Part of a data file:
== == ==
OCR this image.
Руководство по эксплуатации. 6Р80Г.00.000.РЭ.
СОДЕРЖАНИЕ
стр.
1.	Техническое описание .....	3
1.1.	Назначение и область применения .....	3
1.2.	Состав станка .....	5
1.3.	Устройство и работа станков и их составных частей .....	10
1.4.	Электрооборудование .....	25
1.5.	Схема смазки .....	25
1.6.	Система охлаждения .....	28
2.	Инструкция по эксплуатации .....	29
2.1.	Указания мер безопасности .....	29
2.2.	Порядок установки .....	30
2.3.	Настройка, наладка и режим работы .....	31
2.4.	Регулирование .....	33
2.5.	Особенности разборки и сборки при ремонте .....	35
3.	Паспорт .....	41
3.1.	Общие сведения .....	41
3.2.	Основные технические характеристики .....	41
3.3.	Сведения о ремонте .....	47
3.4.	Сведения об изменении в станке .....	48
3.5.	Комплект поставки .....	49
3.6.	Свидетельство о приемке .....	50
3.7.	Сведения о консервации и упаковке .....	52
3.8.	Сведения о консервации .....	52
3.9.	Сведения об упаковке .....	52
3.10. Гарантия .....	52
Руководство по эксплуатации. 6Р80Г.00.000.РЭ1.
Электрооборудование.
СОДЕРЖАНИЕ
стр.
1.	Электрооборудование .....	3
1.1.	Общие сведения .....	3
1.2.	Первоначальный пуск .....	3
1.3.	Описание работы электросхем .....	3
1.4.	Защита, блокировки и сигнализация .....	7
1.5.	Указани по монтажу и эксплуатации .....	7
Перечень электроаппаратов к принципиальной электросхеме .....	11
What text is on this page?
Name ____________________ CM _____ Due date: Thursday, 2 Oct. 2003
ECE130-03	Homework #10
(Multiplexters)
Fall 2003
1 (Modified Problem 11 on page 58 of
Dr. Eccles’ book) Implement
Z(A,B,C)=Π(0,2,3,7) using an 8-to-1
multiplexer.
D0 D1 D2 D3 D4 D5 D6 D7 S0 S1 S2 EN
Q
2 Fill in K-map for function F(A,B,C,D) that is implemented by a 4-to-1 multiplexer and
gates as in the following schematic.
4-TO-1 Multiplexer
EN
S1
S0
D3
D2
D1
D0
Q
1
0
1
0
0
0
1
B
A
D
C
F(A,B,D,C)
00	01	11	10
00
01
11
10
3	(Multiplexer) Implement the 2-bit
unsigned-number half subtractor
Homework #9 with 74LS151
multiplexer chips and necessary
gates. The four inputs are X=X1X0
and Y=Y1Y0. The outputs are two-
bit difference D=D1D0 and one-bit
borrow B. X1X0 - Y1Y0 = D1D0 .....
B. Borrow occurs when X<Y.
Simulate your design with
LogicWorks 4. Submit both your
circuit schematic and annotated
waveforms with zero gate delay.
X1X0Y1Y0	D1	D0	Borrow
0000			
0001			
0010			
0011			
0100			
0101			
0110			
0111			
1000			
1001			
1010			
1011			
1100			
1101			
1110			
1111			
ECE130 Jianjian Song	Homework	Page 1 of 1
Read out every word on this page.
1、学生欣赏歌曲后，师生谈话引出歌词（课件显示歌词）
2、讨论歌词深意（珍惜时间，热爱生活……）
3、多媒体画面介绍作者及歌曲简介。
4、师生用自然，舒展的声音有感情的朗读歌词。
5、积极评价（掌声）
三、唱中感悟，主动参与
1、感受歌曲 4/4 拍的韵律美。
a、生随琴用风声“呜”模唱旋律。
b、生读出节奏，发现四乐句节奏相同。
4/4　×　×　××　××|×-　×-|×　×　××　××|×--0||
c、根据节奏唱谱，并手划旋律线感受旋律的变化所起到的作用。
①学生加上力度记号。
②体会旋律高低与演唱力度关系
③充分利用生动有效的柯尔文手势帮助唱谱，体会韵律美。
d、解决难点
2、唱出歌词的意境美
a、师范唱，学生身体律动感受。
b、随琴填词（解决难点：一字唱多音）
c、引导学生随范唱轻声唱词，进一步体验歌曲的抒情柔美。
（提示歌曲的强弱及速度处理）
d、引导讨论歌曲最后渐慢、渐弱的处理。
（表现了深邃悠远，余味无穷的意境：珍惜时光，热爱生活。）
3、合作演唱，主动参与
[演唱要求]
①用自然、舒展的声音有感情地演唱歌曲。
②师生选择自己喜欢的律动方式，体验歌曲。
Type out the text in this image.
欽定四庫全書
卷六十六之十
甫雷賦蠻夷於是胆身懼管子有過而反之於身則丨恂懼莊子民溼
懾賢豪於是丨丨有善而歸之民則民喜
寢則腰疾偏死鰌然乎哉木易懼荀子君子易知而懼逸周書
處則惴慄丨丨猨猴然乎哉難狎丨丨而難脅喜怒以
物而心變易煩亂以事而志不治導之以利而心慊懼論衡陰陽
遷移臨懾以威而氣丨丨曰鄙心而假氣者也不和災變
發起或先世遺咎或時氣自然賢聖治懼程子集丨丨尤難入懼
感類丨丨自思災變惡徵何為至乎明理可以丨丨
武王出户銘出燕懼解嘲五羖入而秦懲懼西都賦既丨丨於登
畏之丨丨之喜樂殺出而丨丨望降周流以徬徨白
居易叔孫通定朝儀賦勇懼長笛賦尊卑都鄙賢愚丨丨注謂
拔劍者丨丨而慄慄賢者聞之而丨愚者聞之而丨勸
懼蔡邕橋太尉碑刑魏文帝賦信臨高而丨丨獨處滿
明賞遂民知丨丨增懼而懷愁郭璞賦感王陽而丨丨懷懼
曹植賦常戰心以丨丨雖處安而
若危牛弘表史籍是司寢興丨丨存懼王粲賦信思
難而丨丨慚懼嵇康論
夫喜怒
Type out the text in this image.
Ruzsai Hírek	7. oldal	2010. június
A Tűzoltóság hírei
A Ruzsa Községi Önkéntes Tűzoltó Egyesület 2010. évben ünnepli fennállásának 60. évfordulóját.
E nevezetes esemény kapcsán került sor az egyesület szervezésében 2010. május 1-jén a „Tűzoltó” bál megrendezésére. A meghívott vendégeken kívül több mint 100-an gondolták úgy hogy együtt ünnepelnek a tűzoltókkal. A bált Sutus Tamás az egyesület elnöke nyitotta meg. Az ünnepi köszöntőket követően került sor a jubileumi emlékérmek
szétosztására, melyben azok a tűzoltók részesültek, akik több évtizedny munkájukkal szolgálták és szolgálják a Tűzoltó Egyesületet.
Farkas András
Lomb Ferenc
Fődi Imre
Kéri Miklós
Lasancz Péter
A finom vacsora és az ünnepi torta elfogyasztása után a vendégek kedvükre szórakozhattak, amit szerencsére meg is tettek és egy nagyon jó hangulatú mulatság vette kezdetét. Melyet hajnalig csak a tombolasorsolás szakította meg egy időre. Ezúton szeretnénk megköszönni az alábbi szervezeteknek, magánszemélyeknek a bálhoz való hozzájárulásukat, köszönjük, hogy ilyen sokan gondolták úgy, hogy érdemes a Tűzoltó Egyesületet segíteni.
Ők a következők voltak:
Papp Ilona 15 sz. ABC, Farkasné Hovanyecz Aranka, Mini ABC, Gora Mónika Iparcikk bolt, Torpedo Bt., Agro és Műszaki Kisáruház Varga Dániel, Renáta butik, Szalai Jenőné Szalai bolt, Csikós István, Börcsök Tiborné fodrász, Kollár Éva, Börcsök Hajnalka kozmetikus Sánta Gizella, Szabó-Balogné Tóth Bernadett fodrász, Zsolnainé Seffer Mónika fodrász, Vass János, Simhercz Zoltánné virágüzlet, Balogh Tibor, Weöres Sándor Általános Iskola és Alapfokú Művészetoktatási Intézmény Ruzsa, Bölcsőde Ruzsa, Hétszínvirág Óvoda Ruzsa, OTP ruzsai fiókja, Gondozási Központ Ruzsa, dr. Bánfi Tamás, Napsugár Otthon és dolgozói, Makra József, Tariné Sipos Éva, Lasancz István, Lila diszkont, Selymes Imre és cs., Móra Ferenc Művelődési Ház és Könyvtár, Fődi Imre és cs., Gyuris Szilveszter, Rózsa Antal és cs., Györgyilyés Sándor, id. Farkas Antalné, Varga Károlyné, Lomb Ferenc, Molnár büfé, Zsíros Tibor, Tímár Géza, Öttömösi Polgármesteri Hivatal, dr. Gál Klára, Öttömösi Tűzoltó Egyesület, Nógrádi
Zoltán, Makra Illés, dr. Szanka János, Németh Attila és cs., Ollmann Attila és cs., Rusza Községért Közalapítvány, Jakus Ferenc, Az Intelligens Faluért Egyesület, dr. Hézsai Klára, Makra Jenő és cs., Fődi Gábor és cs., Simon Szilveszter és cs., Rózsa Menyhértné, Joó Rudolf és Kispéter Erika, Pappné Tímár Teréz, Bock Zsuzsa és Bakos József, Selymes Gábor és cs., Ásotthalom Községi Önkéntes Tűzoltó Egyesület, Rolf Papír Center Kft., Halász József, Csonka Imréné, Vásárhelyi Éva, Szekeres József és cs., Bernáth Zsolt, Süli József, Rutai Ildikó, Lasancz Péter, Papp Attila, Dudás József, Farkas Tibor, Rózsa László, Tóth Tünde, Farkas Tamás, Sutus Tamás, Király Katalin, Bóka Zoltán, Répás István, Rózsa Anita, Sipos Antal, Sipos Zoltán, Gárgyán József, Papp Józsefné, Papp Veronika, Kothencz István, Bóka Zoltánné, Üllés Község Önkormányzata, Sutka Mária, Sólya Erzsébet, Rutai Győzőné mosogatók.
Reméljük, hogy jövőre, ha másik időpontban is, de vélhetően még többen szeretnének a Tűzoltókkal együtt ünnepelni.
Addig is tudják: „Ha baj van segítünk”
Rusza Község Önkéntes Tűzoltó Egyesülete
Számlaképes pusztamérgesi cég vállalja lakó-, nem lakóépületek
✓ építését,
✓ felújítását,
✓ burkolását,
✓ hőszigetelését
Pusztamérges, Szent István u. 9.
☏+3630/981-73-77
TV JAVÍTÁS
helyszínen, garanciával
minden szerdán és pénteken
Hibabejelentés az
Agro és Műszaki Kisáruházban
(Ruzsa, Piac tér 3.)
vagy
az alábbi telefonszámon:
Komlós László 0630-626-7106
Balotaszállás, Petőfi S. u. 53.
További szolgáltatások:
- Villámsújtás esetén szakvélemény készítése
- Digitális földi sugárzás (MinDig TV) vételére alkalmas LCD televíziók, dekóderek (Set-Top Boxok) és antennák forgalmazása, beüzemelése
== == ==
[WHAT THE TASK REQUIRES]: For the records above, state how many lines include the string "работы", giving the number and nothing else.

[FINISHED EXERCISE]: 2